• _TASK REQUIREMENTS_
Pull every line containing the word "name" from the records.

===============

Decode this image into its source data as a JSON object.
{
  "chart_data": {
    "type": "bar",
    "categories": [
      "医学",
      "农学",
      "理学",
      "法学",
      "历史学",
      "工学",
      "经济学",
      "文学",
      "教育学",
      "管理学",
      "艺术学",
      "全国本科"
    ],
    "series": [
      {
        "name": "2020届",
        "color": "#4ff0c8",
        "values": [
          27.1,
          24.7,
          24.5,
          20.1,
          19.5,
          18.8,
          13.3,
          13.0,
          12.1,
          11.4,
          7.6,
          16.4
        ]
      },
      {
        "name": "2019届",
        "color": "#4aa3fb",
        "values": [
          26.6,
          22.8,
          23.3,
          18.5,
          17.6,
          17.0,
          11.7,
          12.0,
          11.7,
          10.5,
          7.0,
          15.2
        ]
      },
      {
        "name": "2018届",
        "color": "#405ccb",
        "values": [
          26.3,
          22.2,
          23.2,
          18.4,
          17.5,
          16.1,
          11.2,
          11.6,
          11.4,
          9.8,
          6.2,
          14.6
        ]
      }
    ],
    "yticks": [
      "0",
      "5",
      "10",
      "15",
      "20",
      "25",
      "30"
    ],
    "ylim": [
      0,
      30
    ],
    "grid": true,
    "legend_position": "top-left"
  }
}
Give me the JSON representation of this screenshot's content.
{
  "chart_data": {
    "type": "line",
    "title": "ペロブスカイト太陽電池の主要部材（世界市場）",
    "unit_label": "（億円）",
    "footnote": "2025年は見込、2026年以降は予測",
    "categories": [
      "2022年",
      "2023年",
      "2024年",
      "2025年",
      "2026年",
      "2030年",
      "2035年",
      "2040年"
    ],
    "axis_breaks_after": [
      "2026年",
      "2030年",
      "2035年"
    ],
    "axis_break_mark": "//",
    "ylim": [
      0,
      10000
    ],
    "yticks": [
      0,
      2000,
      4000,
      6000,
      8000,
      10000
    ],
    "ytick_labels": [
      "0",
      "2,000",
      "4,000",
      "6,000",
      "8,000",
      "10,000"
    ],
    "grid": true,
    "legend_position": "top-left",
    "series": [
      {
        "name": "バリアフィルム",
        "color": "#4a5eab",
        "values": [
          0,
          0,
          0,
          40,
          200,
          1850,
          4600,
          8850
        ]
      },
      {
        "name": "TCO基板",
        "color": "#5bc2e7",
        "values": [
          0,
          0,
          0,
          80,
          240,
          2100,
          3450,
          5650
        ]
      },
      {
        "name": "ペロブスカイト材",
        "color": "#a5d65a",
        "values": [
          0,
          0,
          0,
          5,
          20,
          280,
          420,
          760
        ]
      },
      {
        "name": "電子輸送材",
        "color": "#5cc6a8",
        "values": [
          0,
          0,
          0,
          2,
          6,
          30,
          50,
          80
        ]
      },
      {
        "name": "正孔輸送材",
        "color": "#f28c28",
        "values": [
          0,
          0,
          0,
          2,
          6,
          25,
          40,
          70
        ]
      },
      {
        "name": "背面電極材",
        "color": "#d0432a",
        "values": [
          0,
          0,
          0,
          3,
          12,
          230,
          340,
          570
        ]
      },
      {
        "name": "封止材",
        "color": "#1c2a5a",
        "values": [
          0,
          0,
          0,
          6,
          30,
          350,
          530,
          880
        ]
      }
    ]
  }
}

===============

• _WRITTEN RESPONSE_
        "name": "2020届",
        "name": "2019届",
        "name": "2018届",
        "name": "バリアフィルム",
        "name": "TCO基板",
        "name": "ペロブスカイト材",
        "name": "電子輸送材",
        "name": "正孔輸送材",
        "name": "背面電極材",
        "name": "封止材",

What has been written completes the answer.